**** Rows

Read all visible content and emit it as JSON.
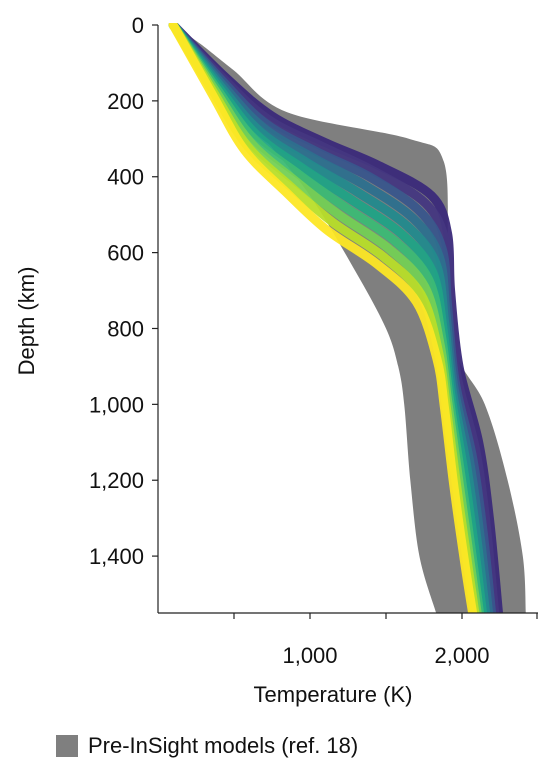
{
  "chart_data": {
    "type": "area",
    "xlabel": "Temperature (K)",
    "ylabel": "Depth (km)",
    "xlim": [
      0,
      2500
    ],
    "ylim": [
      0,
      1550
    ],
    "y_inverted": true,
    "x_ticks": [
      {
        "value": 1000,
        "label": "1,000"
      },
      {
        "value": 2000,
        "label": "2,000"
      }
    ],
    "x_minor_ticks": [
      500,
      1500,
      2500
    ],
    "y_ticks": [
      {
        "value": 0,
        "label": "0"
      },
      {
        "value": 200,
        "label": "200"
      },
      {
        "value": 400,
        "label": "400"
      },
      {
        "value": 600,
        "label": "600"
      },
      {
        "value": 800,
        "label": "800"
      },
      {
        "value": 1000,
        "label": "1,000"
      },
      {
        "value": 1200,
        "label": "1,200"
      },
      {
        "value": 1400,
        "label": "1,400"
      }
    ],
    "envelope": {
      "name": "Pre-InSight models (ref. 18)",
      "color": "#7f7f7f",
      "upper": [
        [
          100,
          0
        ],
        [
          280,
          50
        ],
        [
          500,
          120
        ],
        [
          850,
          230
        ],
        [
          1650,
          300
        ],
        [
          1880,
          360
        ],
        [
          1910,
          600
        ],
        [
          1950,
          850
        ],
        [
          2150,
          1000
        ],
        [
          2300,
          1200
        ],
        [
          2400,
          1400
        ],
        [
          2420,
          1550
        ]
      ],
      "lower": [
        [
          100,
          0
        ],
        [
          200,
          60
        ],
        [
          400,
          160
        ],
        [
          700,
          300
        ],
        [
          1000,
          450
        ],
        [
          1300,
          650
        ],
        [
          1500,
          800
        ],
        [
          1580,
          900
        ],
        [
          1620,
          1000
        ],
        [
          1660,
          1200
        ],
        [
          1720,
          1400
        ],
        [
          1830,
          1550
        ]
      ]
    },
    "colormap": [
      "#440154",
      "#482878",
      "#3e4a89",
      "#31688e",
      "#26828e",
      "#1f9e89",
      "#35b779",
      "#6ece58",
      "#b5de2b",
      "#fde725"
    ],
    "series": [
      {
        "color": "#3b2a7a",
        "values": [
          [
            100,
            0
          ],
          [
            450,
            140
          ],
          [
            750,
            240
          ],
          [
            1100,
            310
          ],
          [
            1450,
            370
          ],
          [
            1800,
            450
          ],
          [
            1905,
            550
          ],
          [
            1925,
            700
          ],
          [
            1980,
            900
          ],
          [
            2110,
            1100
          ],
          [
            2180,
            1300
          ],
          [
            2240,
            1550
          ]
        ]
      },
      {
        "color": "#453781",
        "values": [
          [
            100,
            0
          ],
          [
            440,
            145
          ],
          [
            730,
            250
          ],
          [
            1080,
            320
          ],
          [
            1420,
            385
          ],
          [
            1760,
            470
          ],
          [
            1890,
            570
          ],
          [
            1915,
            720
          ],
          [
            1965,
            920
          ],
          [
            2090,
            1120
          ],
          [
            2160,
            1320
          ],
          [
            2215,
            1550
          ]
        ]
      },
      {
        "color": "#39568c",
        "values": [
          [
            100,
            0
          ],
          [
            430,
            150
          ],
          [
            710,
            260
          ],
          [
            1050,
            335
          ],
          [
            1390,
            400
          ],
          [
            1720,
            490
          ],
          [
            1870,
            590
          ],
          [
            1905,
            740
          ],
          [
            1955,
            940
          ],
          [
            2070,
            1140
          ],
          [
            2140,
            1340
          ],
          [
            2195,
            1550
          ]
        ]
      },
      {
        "color": "#2d708e",
        "values": [
          [
            100,
            0
          ],
          [
            420,
            155
          ],
          [
            690,
            270
          ],
          [
            1020,
            350
          ],
          [
            1350,
            420
          ],
          [
            1680,
            510
          ],
          [
            1850,
            610
          ],
          [
            1895,
            760
          ],
          [
            1945,
            950
          ],
          [
            2050,
            1150
          ],
          [
            2120,
            1350
          ],
          [
            2175,
            1550
          ]
        ]
      },
      {
        "color": "#238a8d",
        "values": [
          [
            100,
            0
          ],
          [
            410,
            160
          ],
          [
            670,
            280
          ],
          [
            990,
            365
          ],
          [
            1310,
            440
          ],
          [
            1640,
            530
          ],
          [
            1830,
            630
          ],
          [
            1885,
            780
          ],
          [
            1935,
            960
          ],
          [
            2030,
            1160
          ],
          [
            2100,
            1360
          ],
          [
            2155,
            1550
          ]
        ]
      },
      {
        "color": "#20a386",
        "values": [
          [
            100,
            0
          ],
          [
            400,
            165
          ],
          [
            650,
            290
          ],
          [
            960,
            380
          ],
          [
            1270,
            460
          ],
          [
            1600,
            550
          ],
          [
            1805,
            650
          ],
          [
            1875,
            800
          ],
          [
            1925,
            970
          ],
          [
            2010,
            1170
          ],
          [
            2080,
            1370
          ],
          [
            2135,
            1550
          ]
        ]
      },
      {
        "color": "#3cbb75",
        "values": [
          [
            100,
            0
          ],
          [
            390,
            170
          ],
          [
            630,
            300
          ],
          [
            930,
            395
          ],
          [
            1230,
            480
          ],
          [
            1560,
            570
          ],
          [
            1780,
            670
          ],
          [
            1865,
            820
          ],
          [
            1915,
            980
          ],
          [
            1990,
            1180
          ],
          [
            2060,
            1380
          ],
          [
            2115,
            1550
          ]
        ]
      },
      {
        "color": "#74d055",
        "values": [
          [
            100,
            0
          ],
          [
            380,
            175
          ],
          [
            610,
            310
          ],
          [
            900,
            410
          ],
          [
            1190,
            500
          ],
          [
            1520,
            590
          ],
          [
            1755,
            690
          ],
          [
            1855,
            840
          ],
          [
            1905,
            990
          ],
          [
            1975,
            1190
          ],
          [
            2045,
            1390
          ],
          [
            2100,
            1550
          ]
        ]
      },
      {
        "color": "#b8de29",
        "values": [
          [
            100,
            0
          ],
          [
            370,
            180
          ],
          [
            590,
            320
          ],
          [
            870,
            425
          ],
          [
            1150,
            520
          ],
          [
            1480,
            610
          ],
          [
            1730,
            710
          ],
          [
            1845,
            860
          ],
          [
            1895,
            1000
          ],
          [
            1960,
            1200
          ],
          [
            2030,
            1400
          ],
          [
            2085,
            1550
          ]
        ]
      },
      {
        "color": "#fde725",
        "values": [
          [
            100,
            0
          ],
          [
            360,
            185
          ],
          [
            570,
            330
          ],
          [
            840,
            440
          ],
          [
            1110,
            540
          ],
          [
            1440,
            630
          ],
          [
            1700,
            730
          ],
          [
            1835,
            880
          ],
          [
            1885,
            1010
          ],
          [
            1945,
            1210
          ],
          [
            2015,
            1410
          ],
          [
            2070,
            1550
          ]
        ]
      }
    ]
  },
  "legend": {
    "label": "Pre-InSight models (ref. 18)",
    "color": "#7f7f7f"
  }
}
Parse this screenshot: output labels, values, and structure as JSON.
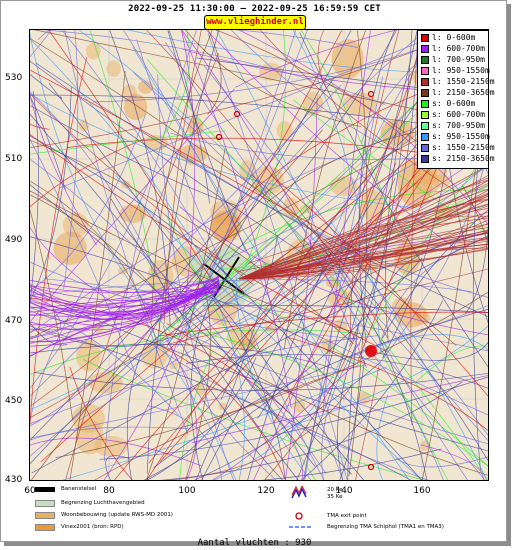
{
  "header": {
    "title": "2022-09-25 11:30:00 – 2022-09-25 16:59:59 CET",
    "site": "www.vlieghinder.nl"
  },
  "axes": {
    "y_ticks": [
      "530",
      "510",
      "490",
      "470",
      "450",
      "430"
    ],
    "x_ticks": [
      "80",
      "100",
      "120",
      "140",
      "160"
    ],
    "x_start_label": "60"
  },
  "legend": [
    {
      "label": "l: 0-600m",
      "color": "#e00000"
    },
    {
      "label": "l: 600-700m",
      "color": "#a020f0"
    },
    {
      "label": "l: 700-950m",
      "color": "#1f7a1f"
    },
    {
      "label": "l: 950-1550m",
      "color": "#ff66cc"
    },
    {
      "label": "l: 1550-2150m",
      "color": "#b03030"
    },
    {
      "label": "l: 2150-3650m",
      "color": "#7a3b1a"
    },
    {
      "label": "s: 0-600m",
      "color": "#22ee22"
    },
    {
      "label": "s: 600-700m",
      "color": "#99ff33"
    },
    {
      "label": "s: 700-950m",
      "color": "#66ff99"
    },
    {
      "label": "s: 950-1550m",
      "color": "#3399ff"
    },
    {
      "label": "s: 1550-2150m",
      "color": "#6666dd"
    },
    {
      "label": "s: 2150-3650m",
      "color": "#3a3a99"
    }
  ],
  "map_legend": {
    "runway": "Banenstelsel",
    "airport_boundary": "Begrenzing Luchthavengebied",
    "housing": "Woonbebouwing (update RWS-MD 2001)",
    "vinex": "Vinex2001 (bron: RPD)",
    "ke_upper": "20 Ke",
    "ke_lower": "35 Ke",
    "tma_exit": "TMA exit point",
    "tma_boundary": "Begrenzing TMA Schiphol  (TMA1 en TMA3)"
  },
  "colors": {
    "land": "#f0e6d2",
    "housing": "#e8b060",
    "vinex": "#e89a40",
    "airport": "#c8dcc0"
  },
  "footer": {
    "count": "Aantal vluchten : 930"
  }
}
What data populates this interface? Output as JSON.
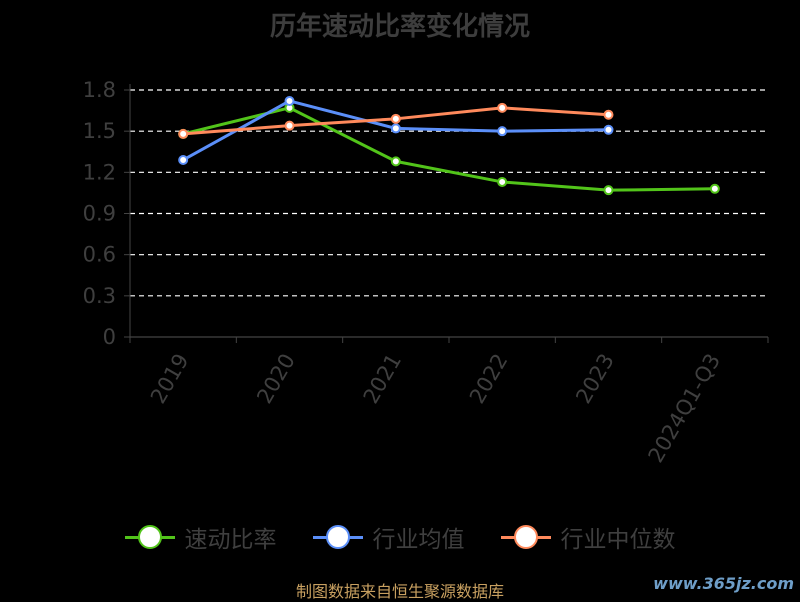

********

Pick out and copy the lines of the material that include the word "this".

Parse this screenshot: output labels, values, and structure as JSON.
What data populates this interface? Output as JSON.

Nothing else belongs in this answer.